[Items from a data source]
□ □ □ □
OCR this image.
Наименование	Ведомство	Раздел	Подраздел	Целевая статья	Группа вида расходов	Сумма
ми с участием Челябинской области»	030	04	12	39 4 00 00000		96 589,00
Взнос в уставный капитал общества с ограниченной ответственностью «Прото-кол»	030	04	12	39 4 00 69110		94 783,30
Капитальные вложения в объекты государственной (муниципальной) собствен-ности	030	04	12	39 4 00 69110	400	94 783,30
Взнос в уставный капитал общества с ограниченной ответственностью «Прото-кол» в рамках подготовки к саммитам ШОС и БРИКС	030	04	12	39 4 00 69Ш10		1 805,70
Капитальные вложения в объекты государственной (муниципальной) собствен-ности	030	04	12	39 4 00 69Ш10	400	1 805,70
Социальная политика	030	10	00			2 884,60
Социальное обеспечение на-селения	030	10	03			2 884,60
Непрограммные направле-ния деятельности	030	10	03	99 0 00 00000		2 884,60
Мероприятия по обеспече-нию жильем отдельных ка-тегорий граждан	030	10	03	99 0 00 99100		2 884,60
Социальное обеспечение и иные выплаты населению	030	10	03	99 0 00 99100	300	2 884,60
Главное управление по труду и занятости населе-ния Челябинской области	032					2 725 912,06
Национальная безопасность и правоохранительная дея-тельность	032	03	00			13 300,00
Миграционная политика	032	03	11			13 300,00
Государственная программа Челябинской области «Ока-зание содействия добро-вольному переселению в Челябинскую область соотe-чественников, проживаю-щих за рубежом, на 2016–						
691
□ □ □ □
[Task prompt] Collect every line from the records above that contains the word "Прото".

[Solution]
Взнос в уставный капитал общества с ограниченной ответственностью «Прото-кол»	030	04	12	39 4 00 69110		94 783,30
Взнос в уставный капитал общества с ограниченной ответственностью «Прото-кол» в рамках подготовки к саммитам ШОС и БРИКС	030	04	12	39 4 00 69Ш10		1 805,70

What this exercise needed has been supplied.